Dans le passage ci-dessous sur le cassage de DES, recopiez mot pour mot tout ce qui va de « La principale raison » jusqu'à « autres options disponibles. ».

Passage du texte
■ ■ ■ ■ ■ ■ ■

Bien qu’il y ait toujours quelques questions pratiques pour l’application de cette attaque dans la réalité (en particulier le nombre de paires de texte clair –texte chiffré connues nécessaire), cela donne une idée de où la technologie nous emmène par rapport aux capacités d’attaque de DES.

 

7.2 Les ASIC

Les circuits intégrés spécifiques d’application (ASIC, Application Specific Integrated Circuit) sont des processeurs spécialisés, normalement optimisés pour un ensemble particulier d’opérations (par exemple, le chiffrement). Un grand nombre d’entreprises sont spécialisées dans la conception et la vente d’ASIC cryptographiques, et de tels circuits intégrés peuvent être acquis pour 15 $ pièce au premier prix. Mais alors que ces circuits intégrés sont potentiellement bien plus rapides que les FPGA, ils ne représentent habituellement pas une menace proportionnellement plus forte quand elle vient de la construction de systèmes de cassage de DES.

La principale raison en est le coût : il coûte actuellement plus de 1 000 000 $ pour produire un ASIC. Il n’y a pas de grand marché commercial pour les ASIC de cassage de chiffre, aussi le nombre qu’un fabricant peut espérer en vendre est probablement faible. De même, un seul attaquant n’aura vraisemblablement besoin que de quelques uns d’entre eux. Au minimum, les coûts par puce seraient très élevés, comparés aux coûts de FPGA capables de performances similaires, les FPGA sont vainqueurs haut la main. Cela ne signifie pas que de tels ASIC n’ont jamais été construits, mais le retour sur investissement n’est pas suffisant pour l’attaquant moyen d’aujourd’hui, étant donné les autres options disponibles.

 

7.3 Les micro-ordinateurs distribués

Le traitement en parallèle est un outil puissant pour conduire des attaques en force contre un bloc de chiffrement. Comme chaque clé peut être testée indépendamment, l’espace de clé peut facilement être découpé et distribué à travers un nombre arbitraire de processeurs, fonctionnant tous avec un code identique. Un processeur central de "contrôle" est nécessaire pour les tâches de distribution et l’évaluation des résultats, mais c’est d’une mise en œuvre sans difficulté et ce paradigme a été appliqué à de nombreux problèmes d’informatique.

Alors que l’EFF a démontré qu’un système dédié est de loin supérieur à un micro-ordinateur tout venant pour casser DES, l’initiative DESCHALL [CURT05][RSA1] a parfaitement démontré que les cycles d’inactivité des micro-ordinateurs des utilisateurs ordinaires pouvaient être efficacement appliqués à ce problème. Comme noté ci-dessus, distributed.net en équipe avec le groupe EFF s’est appliqué à résoudre le troisième défi DES de RSA en utilisant une combinaison de micro-ordinateurs et la machine "Deep Crack" de l’EFF pour trouver une clé DES en 22 heures. Et cela, avec les technologies de 1999.

■ ■ ■ ■ ■ ■ ■

[Données d'annotation spatiale]

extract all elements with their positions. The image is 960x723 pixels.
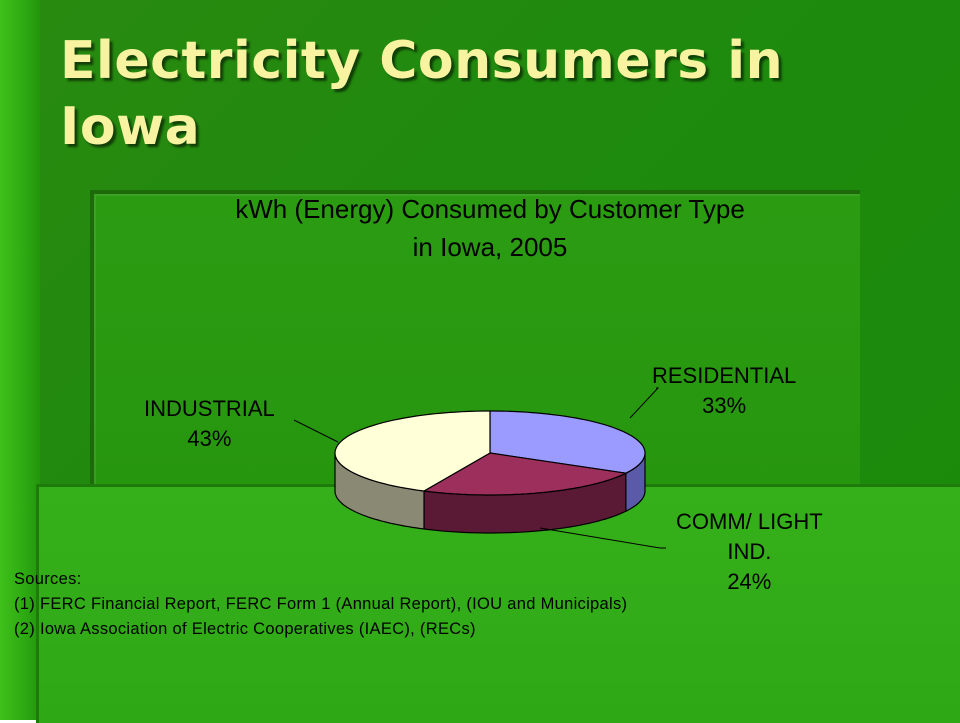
slice-label-comm-light: COMM/ LIGHT IND. 24% (676, 507, 823, 597)
slice-name-residential: RESIDENTIAL (652, 363, 797, 388)
slice-percent-residential: 33% (702, 393, 747, 418)
slice-label-residential: RESIDENTIAL 33% (652, 361, 796, 421)
pie-slice-industrial (334, 410, 491, 492)
slice-percent-industrial: 43% (187, 426, 232, 451)
pie-slice-residential (489, 410, 646, 474)
source-item-iaec: (2) Iowa Association of Electric Coopera… (14, 620, 476, 638)
slice-label-industrial: INDUSTRIAL 43% (144, 394, 275, 454)
slice-name-comm-light-line1: COMM/ LIGHT (676, 509, 823, 534)
source-item-ferc: (1) FERC Financial Report, FERC Form 1 (… (14, 595, 628, 613)
slice-name-comm-light-line2: IND. (727, 539, 772, 564)
leader-line-industrial (293, 419, 339, 443)
slice-percent-comm-light: 24% (727, 569, 772, 594)
sources-heading: Sources: (14, 570, 82, 588)
chart-title: kWh (Energy) Consumed by Customer Type i… (140, 190, 840, 266)
slide-left-accent (0, 0, 40, 720)
pie-slice-comm-light (422, 452, 628, 496)
sources-block: Sources: (1) FERC Financial Report, FERC… (14, 567, 627, 642)
slide-title: Electricity Consumers in Iowa (60, 31, 784, 157)
leader-line-comm-light (539, 527, 666, 549)
chart-title-line1: kWh (Energy) Consumed by Customer Type (235, 194, 745, 224)
chart-title-line2: in Iowa, 2005 (412, 232, 568, 262)
leader-line-residential (629, 387, 660, 419)
slice-name-industrial: INDUSTRIAL (144, 396, 275, 421)
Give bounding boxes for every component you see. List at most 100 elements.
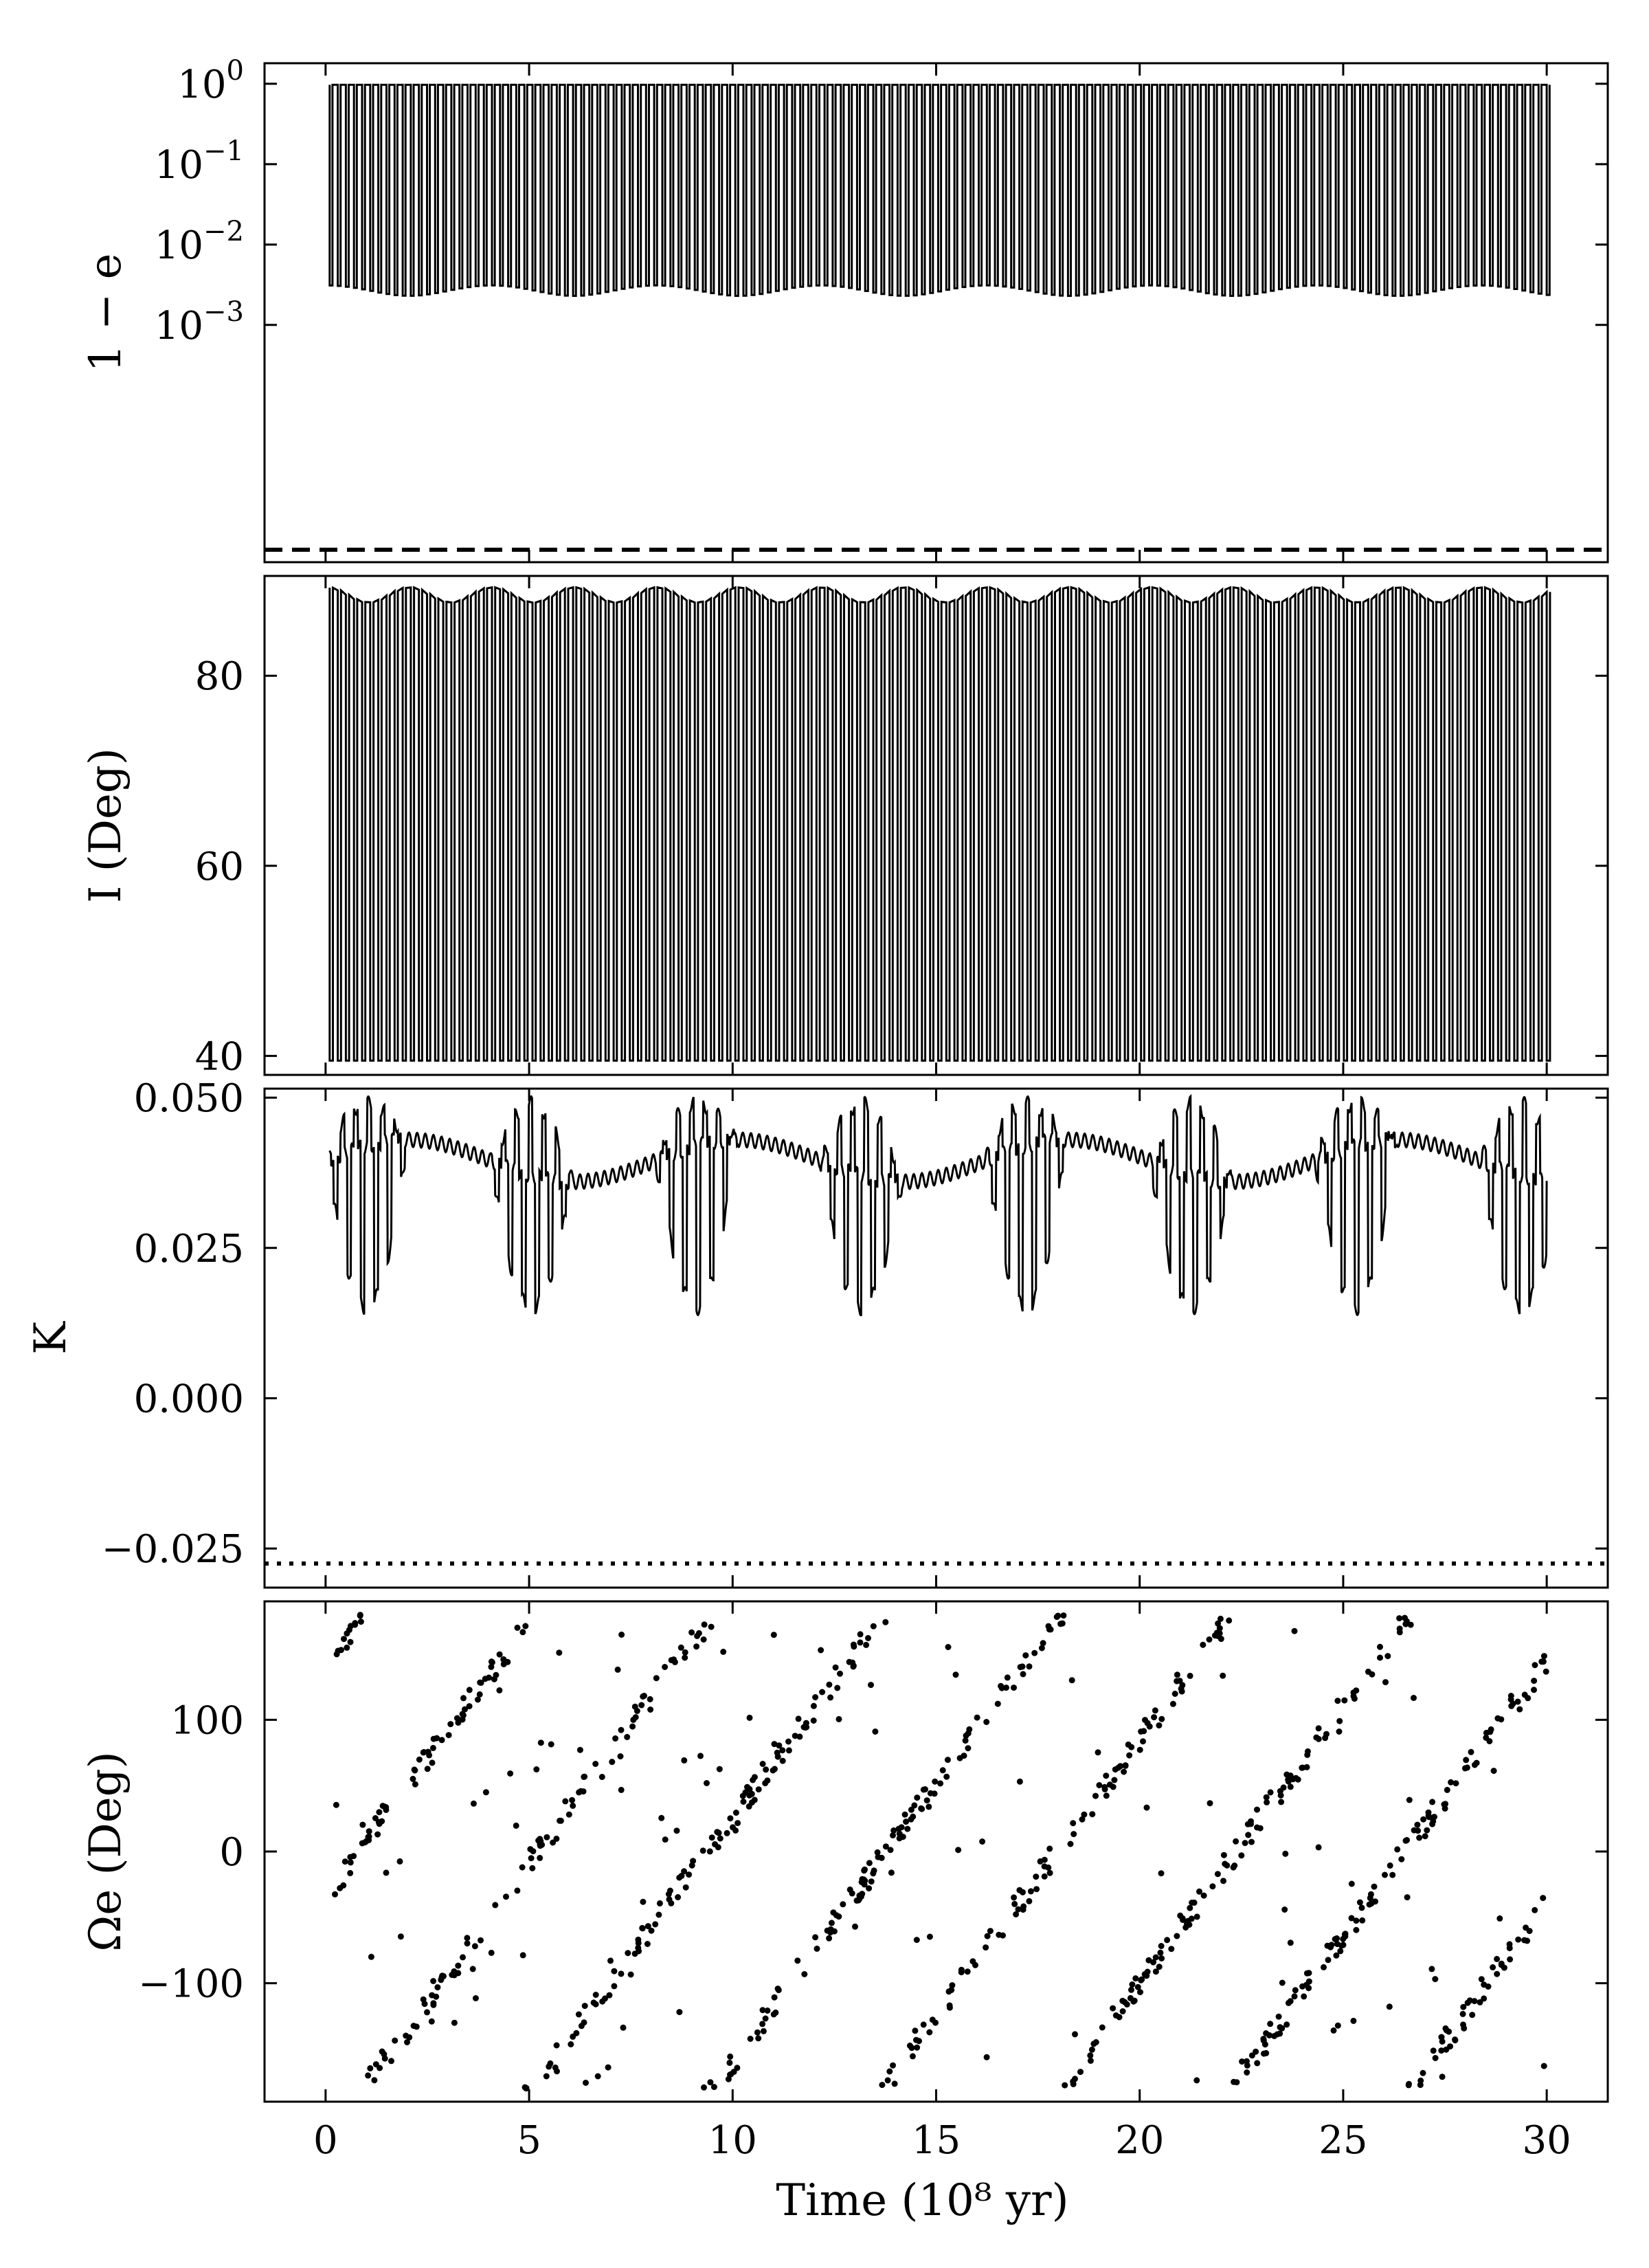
scatter-point	[926, 1803, 932, 1810]
scatter-point	[665, 1891, 672, 1898]
scatter-point	[602, 1995, 608, 2002]
y-axis-label: K	[25, 1321, 76, 1355]
scatter-point	[846, 1886, 853, 1893]
scatter-point	[1121, 1999, 1128, 2005]
scatter-point	[984, 1933, 991, 1939]
scatter-point	[1087, 2052, 1094, 2059]
scatter-point	[856, 1896, 862, 1902]
scatter-point	[638, 1702, 645, 1709]
scatter-point	[939, 1767, 946, 1774]
scatter-point	[1452, 2036, 1459, 2043]
scatter-point	[785, 1747, 792, 1754]
scatter-point	[647, 1696, 653, 1702]
scatter-point	[612, 1735, 619, 1742]
scatter-point	[750, 1777, 756, 1783]
scatter-point	[476, 1691, 483, 1698]
scatter-point	[1011, 1685, 1017, 1691]
scatter-point	[1187, 1672, 1193, 1679]
scatter-point	[1267, 1789, 1274, 1796]
y-tick-label: 100	[177, 55, 244, 107]
scatter-point	[682, 1649, 688, 1656]
scatter-point	[1417, 2077, 1424, 2084]
scatter-point	[1209, 1883, 1216, 1890]
scatter-point	[1487, 1728, 1494, 1735]
scatter-point	[488, 1949, 495, 1956]
scatter-point	[1336, 1728, 1343, 1735]
scatter-point	[1443, 2027, 1450, 2034]
scatter-point	[1471, 1998, 1478, 2005]
y-tick-label: 10−2	[155, 216, 244, 268]
scatter-point	[1261, 2050, 1267, 2057]
scatter-point	[1011, 1894, 1018, 1901]
scatter-point	[1429, 1799, 1436, 1805]
scatter-point	[865, 1635, 871, 1641]
scatter-point	[1430, 2047, 1437, 2054]
scatter-point	[1371, 1883, 1378, 1890]
scatter-point	[795, 1715, 802, 1722]
scatter-point	[1111, 1777, 1118, 1783]
scatter-point	[1292, 1987, 1299, 1994]
scatter-point	[834, 1685, 841, 1691]
scatter-point	[740, 1799, 747, 1805]
scatter-point	[1141, 1728, 1147, 1735]
scatter-point	[682, 1654, 688, 1661]
scatter-point	[546, 2063, 552, 2070]
axes-frame	[263, 1087, 1609, 1589]
scatter-point	[652, 1921, 659, 1928]
scatter-point	[581, 2003, 588, 2010]
scatter-point	[1215, 1620, 1222, 1627]
scatter-point	[412, 1781, 418, 1788]
scatter-point	[1177, 1912, 1184, 1919]
scatter-point	[901, 1811, 908, 1818]
scatter-point	[812, 1694, 819, 1700]
scatter-point	[335, 1647, 341, 1654]
scatter-point	[962, 1737, 969, 1744]
scatter-point	[812, 1934, 819, 1941]
scatter-point	[1411, 1827, 1417, 1834]
scatter-point	[1303, 1970, 1310, 1977]
scatter-point	[1092, 1792, 1099, 1799]
scatter-point	[1070, 1820, 1077, 1827]
scatter-point	[469, 1966, 476, 1972]
y-tick-label: −0.025	[102, 1527, 244, 1572]
scatter-point	[1372, 1898, 1378, 1905]
scatter-point	[908, 1806, 915, 1813]
scatter-point	[1304, 1748, 1311, 1755]
scatter-point	[840, 1901, 846, 1908]
scatter-point	[590, 1999, 597, 2006]
scatter-point	[383, 1804, 390, 1810]
scatter-point	[1112, 1766, 1119, 1773]
scatter-point	[425, 1748, 431, 1755]
scatter-point	[471, 1943, 478, 1950]
scatter-point	[760, 2027, 767, 2034]
scatter-point	[1112, 2012, 1119, 2019]
scatter-point	[996, 1931, 1002, 1938]
scatter-point	[341, 1636, 347, 1643]
scatter-point	[647, 1706, 654, 1713]
scatter-point	[617, 1753, 624, 1759]
scatter-point	[872, 1728, 879, 1735]
scatter-point	[668, 1657, 675, 1664]
scatter-point	[912, 2027, 919, 2034]
scatter-point	[1448, 1779, 1455, 1786]
scatter-point	[732, 1827, 739, 1834]
scatter-point	[673, 1827, 680, 1834]
scatter-point	[827, 1694, 834, 1701]
scatter-point	[1494, 1715, 1501, 1722]
scatter-point	[1277, 1792, 1284, 1799]
scatter-point	[908, 2045, 915, 2052]
scatter-point	[1404, 1894, 1411, 1901]
scatter-point	[720, 1648, 727, 1655]
scatter-point	[1242, 1840, 1248, 1847]
scatter-point	[1398, 1856, 1405, 1863]
scatter-point	[878, 1854, 885, 1861]
scatter-point	[1164, 1937, 1171, 1944]
scatter-point	[1301, 1993, 1308, 2000]
scatter-point	[1136, 1746, 1143, 1753]
scatter-point	[1156, 1964, 1163, 1970]
scatter-point	[1438, 2034, 1445, 2041]
scatter-point	[732, 1810, 739, 1816]
scatter-point	[424, 1766, 431, 1772]
scatter-point	[755, 2035, 762, 2042]
scatter-point	[1325, 1957, 1332, 1964]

■ ■ ■ ■ ■ ■ ■

Résultat attendu
La principale raison en est le coût : il coûte actuellement plus de 1 000 000 $ pour produire un ASIC. Il n’y a pas de grand marché commercial pour les ASIC de cassage de chiffre, aussi le nombre qu’un fabricant peut espérer en vendre est probablement faible. De même, un seul attaquant n’aura vraisemblablement besoin que de quelques uns d’entre eux. Au minimum, les coûts par puce seraient très élevés, comparés aux coûts de FPGA capables de performances similaires, les FPGA sont vainqueurs haut la main. Cela ne signifie pas que de tels ASIC n’ont jamais été construits, mais le retour sur investissement n’est pas suffisant pour l’attaquant moyen d’aujourd’hui, étant donné les autres options disponibles.